++++ RECORDS SUPPLIED ++++

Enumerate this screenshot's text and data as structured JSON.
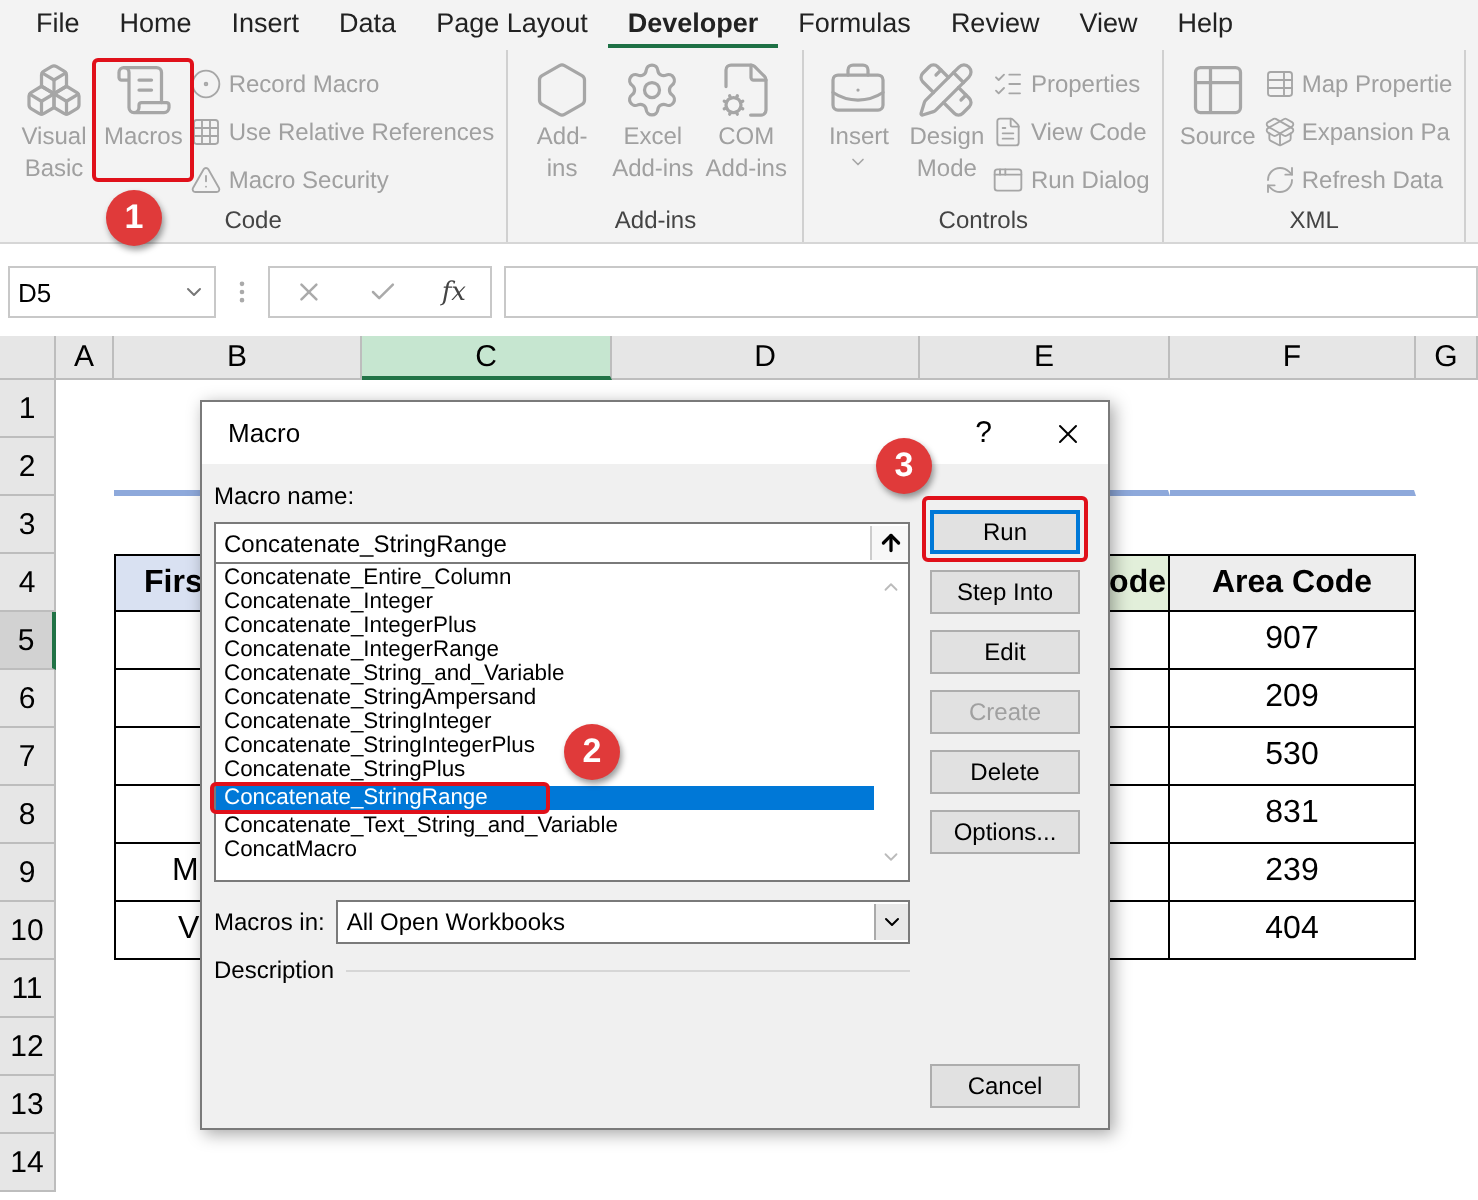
{
  "menu_tabs": [
    {
      "label": "File",
      "selected": false
    },
    {
      "label": "Home",
      "selected": false
    },
    {
      "label": "Insert",
      "selected": false
    },
    {
      "label": "Data",
      "selected": false
    },
    {
      "label": "Page Layout",
      "selected": false
    },
    {
      "label": "Developer",
      "selected": true
    },
    {
      "label": "Formulas",
      "selected": false
    },
    {
      "label": "Review",
      "selected": false
    },
    {
      "label": "View",
      "selected": false
    },
    {
      "label": "Help",
      "selected": false
    }
  ],
  "ribbon_groups": [
    {
      "label": "Code",
      "items": [
        {
          "kind": "large",
          "lines": [
            "Visual",
            "Basic"
          ]
        },
        {
          "kind": "large",
          "lines": [
            "Macros"
          ]
        },
        {
          "kind": "stack",
          "items": [
            "Record Macro",
            "Use Relative References",
            "Macro Security"
          ]
        }
      ]
    },
    {
      "label": "Add-ins",
      "items": [
        {
          "kind": "large",
          "lines": [
            "Add-",
            "ins"
          ]
        },
        {
          "kind": "large",
          "lines": [
            "Excel",
            "Add-ins"
          ]
        },
        {
          "kind": "large",
          "lines": [
            "COM",
            "Add-ins"
          ]
        }
      ]
    },
    {
      "label": "Controls",
      "items": [
        {
          "kind": "dropdown",
          "lines": [
            "Insert"
          ]
        },
        {
          "kind": "large",
          "lines": [
            "Design",
            "Mode"
          ]
        },
        {
          "kind": "stack",
          "items": [
            "Properties",
            "View Code",
            "Run Dialog"
          ]
        }
      ]
    },
    {
      "label": "XML",
      "items": [
        {
          "kind": "large",
          "lines": [
            "Source"
          ]
        },
        {
          "kind": "stack",
          "items": [
            "Map Propertie",
            "Expansion Pa",
            "Refresh Data"
          ]
        }
      ]
    }
  ],
  "formula_bar": {
    "name_box": "D5",
    "function_label": "fx"
  },
  "column_headers": [
    {
      "label": "A",
      "selected": false
    },
    {
      "label": "B",
      "selected": false
    },
    {
      "label": "C",
      "selected": true
    },
    {
      "label": "D",
      "selected": false
    },
    {
      "label": "E",
      "selected": false
    },
    {
      "label": "F",
      "selected": false
    },
    {
      "label": "G",
      "selected": false
    }
  ],
  "row_headers": [
    {
      "label": "1",
      "selected": false
    },
    {
      "label": "2",
      "selected": false
    },
    {
      "label": "3",
      "selected": false
    },
    {
      "label": "4",
      "selected": false
    },
    {
      "label": "5",
      "selected": true
    },
    {
      "label": "6",
      "selected": false
    },
    {
      "label": "7",
      "selected": false
    },
    {
      "label": "8",
      "selected": false
    },
    {
      "label": "9",
      "selected": false
    },
    {
      "label": "10",
      "selected": false
    },
    {
      "label": "11",
      "selected": false
    },
    {
      "label": "12",
      "selected": false
    },
    {
      "label": "13",
      "selected": false
    },
    {
      "label": "14",
      "selected": false
    }
  ],
  "table": {
    "header": {
      "column_1": "Firs",
      "column_4": "ode",
      "column_5": "Area Code"
    },
    "rows": [
      {
        "column_5": "907"
      },
      {
        "column_5": "209"
      },
      {
        "column_5": "530"
      },
      {
        "column_5": "831"
      },
      {
        "column_1": "M",
        "column_5": "239"
      },
      {
        "column_1": "V",
        "column_5": "404"
      }
    ]
  },
  "dialog": {
    "title": "Macro",
    "help": "?",
    "name_label": "Macro name:",
    "name_value": "Concatenate_StringRange",
    "macros": [
      {
        "label": "Concatenate_Entire_Column",
        "selected": false
      },
      {
        "label": "Concatenate_Integer",
        "selected": false
      },
      {
        "label": "Concatenate_IntegerPlus",
        "selected": false
      },
      {
        "label": "Concatenate_IntegerRange",
        "selected": false
      },
      {
        "label": "Concatenate_String_and_Variable",
        "selected": false
      },
      {
        "label": "Concatenate_StringAmpersand",
        "selected": false
      },
      {
        "label": "Concatenate_StringInteger",
        "selected": false
      },
      {
        "label": "Concatenate_StringIntegerPlus",
        "selected": false
      },
      {
        "label": "Concatenate_StringPlus",
        "selected": false
      },
      {
        "label": "Concatenate_StringRange",
        "selected": true
      },
      {
        "label": "Concatenate_Text_String_and_Variable",
        "selected": false
      },
      {
        "label": "ConcatMacro",
        "selected": false
      }
    ],
    "macros_in_label": "Macros in:",
    "macros_in_value": "All Open Workbooks",
    "description_label": "Description",
    "buttons": [
      {
        "label": "Run",
        "default": true,
        "disabled": false
      },
      {
        "label": "Step Into",
        "default": false,
        "disabled": false
      },
      {
        "label": "Edit",
        "default": false,
        "disabled": false
      },
      {
        "label": "Create",
        "default": false,
        "disabled": true
      },
      {
        "label": "Delete",
        "default": false,
        "disabled": false
      },
      {
        "label": "Options...",
        "default": false,
        "disabled": false
      }
    ],
    "cancel": "Cancel"
  },
  "callouts": [
    "1",
    "2",
    "3"
  ]
}
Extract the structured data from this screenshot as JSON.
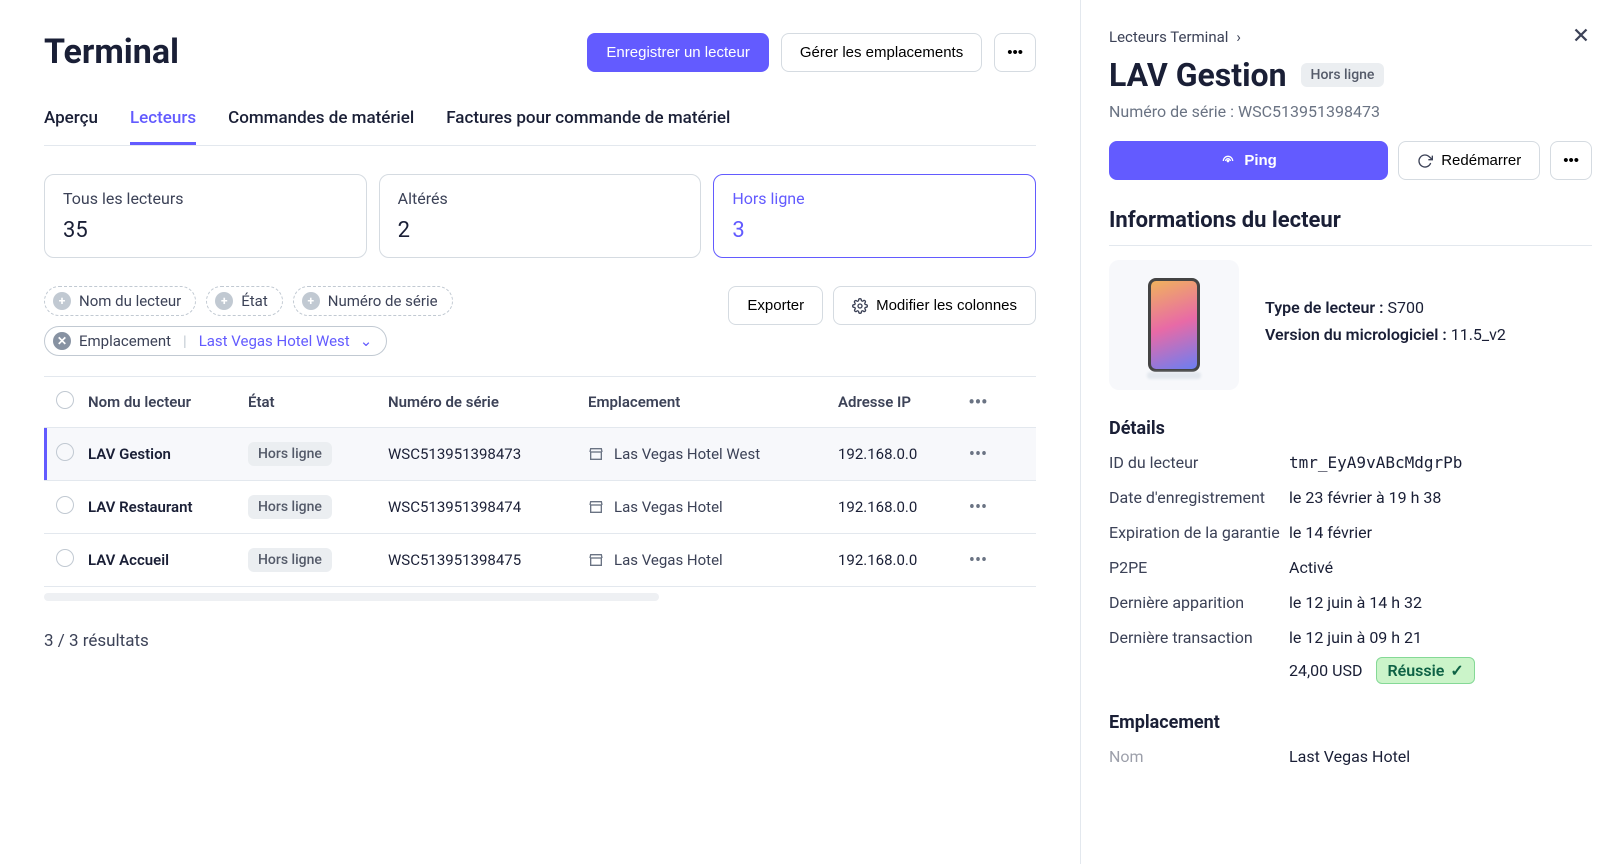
{
  "header": {
    "title": "Terminal",
    "register_btn": "Enregistrer un lecteur",
    "manage_btn": "Gérer les emplacements"
  },
  "tabs": [
    {
      "label": "Aperçu",
      "active": false
    },
    {
      "label": "Lecteurs",
      "active": true
    },
    {
      "label": "Commandes de matériel",
      "active": false
    },
    {
      "label": "Factures pour commande de matériel",
      "active": false
    }
  ],
  "stats": [
    {
      "label": "Tous les lecteurs",
      "value": "35",
      "active": false
    },
    {
      "label": "Altérés",
      "value": "2",
      "active": false
    },
    {
      "label": "Hors ligne",
      "value": "3",
      "active": true
    }
  ],
  "filters": {
    "chips": {
      "name": "Nom du lecteur",
      "status": "État",
      "serial": "Numéro de série",
      "location_label": "Emplacement",
      "location_value": "Last Vegas Hotel West"
    },
    "export_btn": "Exporter",
    "columns_btn": "Modifier les colonnes"
  },
  "table": {
    "headers": {
      "name": "Nom du lecteur",
      "status": "État",
      "serial": "Numéro de série",
      "location": "Emplacement",
      "ip": "Adresse IP"
    },
    "rows": [
      {
        "name": "LAV Gestion",
        "status": "Hors ligne",
        "serial": "WSC513951398473",
        "location": "Las Vegas Hotel West",
        "ip": "192.168.0.0",
        "selected": true
      },
      {
        "name": "LAV Restaurant",
        "status": "Hors ligne",
        "serial": "WSC513951398474",
        "location": "Las Vegas Hotel",
        "ip": "192.168.0.0",
        "selected": false
      },
      {
        "name": "LAV Accueil",
        "status": "Hors ligne",
        "serial": "WSC513951398475",
        "location": "Las Vegas Hotel",
        "ip": "192.168.0.0",
        "selected": false
      }
    ],
    "results": "3 / 3 résultats"
  },
  "panel": {
    "breadcrumb": "Lecteurs Terminal",
    "title": "LAV Gestion",
    "status": "Hors ligne",
    "serial_label": "Numéro de série :",
    "serial_value": "WSC513951398473",
    "ping_btn": "Ping",
    "restart_btn": "Redémarrer",
    "info_heading": "Informations du lecteur",
    "type_label": "Type de lecteur :",
    "type_value": "S700",
    "fw_label": "Version du micrologiciel :",
    "fw_value": "11.5_v2",
    "details_heading": "Détails",
    "details": {
      "reader_id_label": "ID du lecteur",
      "reader_id_value": "tmr_EyA9vABcMdgrPb",
      "reg_label": "Date d'enregistrement",
      "reg_value": "le 23 février à 19 h 38",
      "warranty_label": "Expiration de la garantie",
      "warranty_value": "le 14 février",
      "p2pe_label": "P2PE",
      "p2pe_value": "Activé",
      "last_seen_label": "Dernière apparition",
      "last_seen_value": "le 12 juin à 14 h 32",
      "last_tx_label": "Dernière transaction",
      "last_tx_value": "le 12 juin à 09 h 21",
      "last_tx_amount": "24,00 USD",
      "last_tx_status": "Réussie"
    },
    "location_heading": "Emplacement",
    "location_value": "Last Vegas Hotel"
  }
}
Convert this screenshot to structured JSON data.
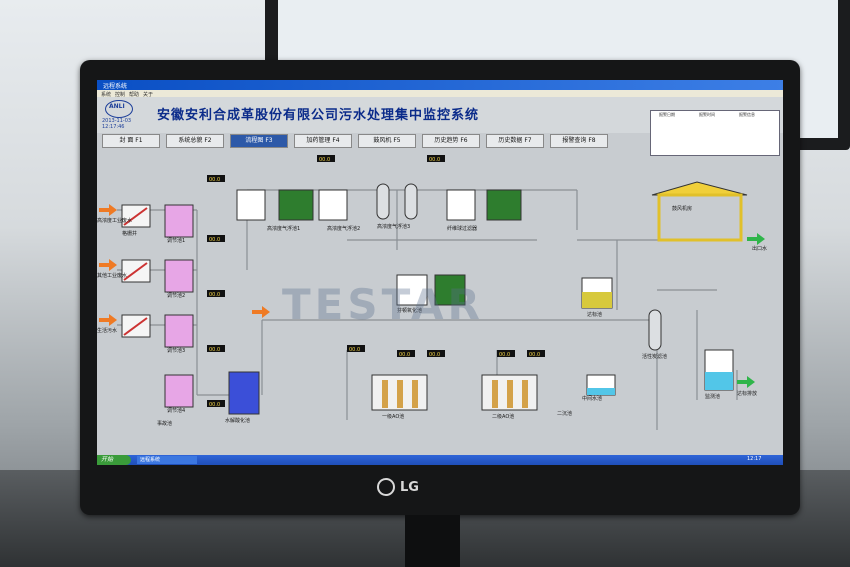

++++

(THE PROBLEM): Search the data for "Code" and list every line in which it occurs.

(THE RESULT):
      "label": "Code",
            "View Code",
      "column_5": "Area Code"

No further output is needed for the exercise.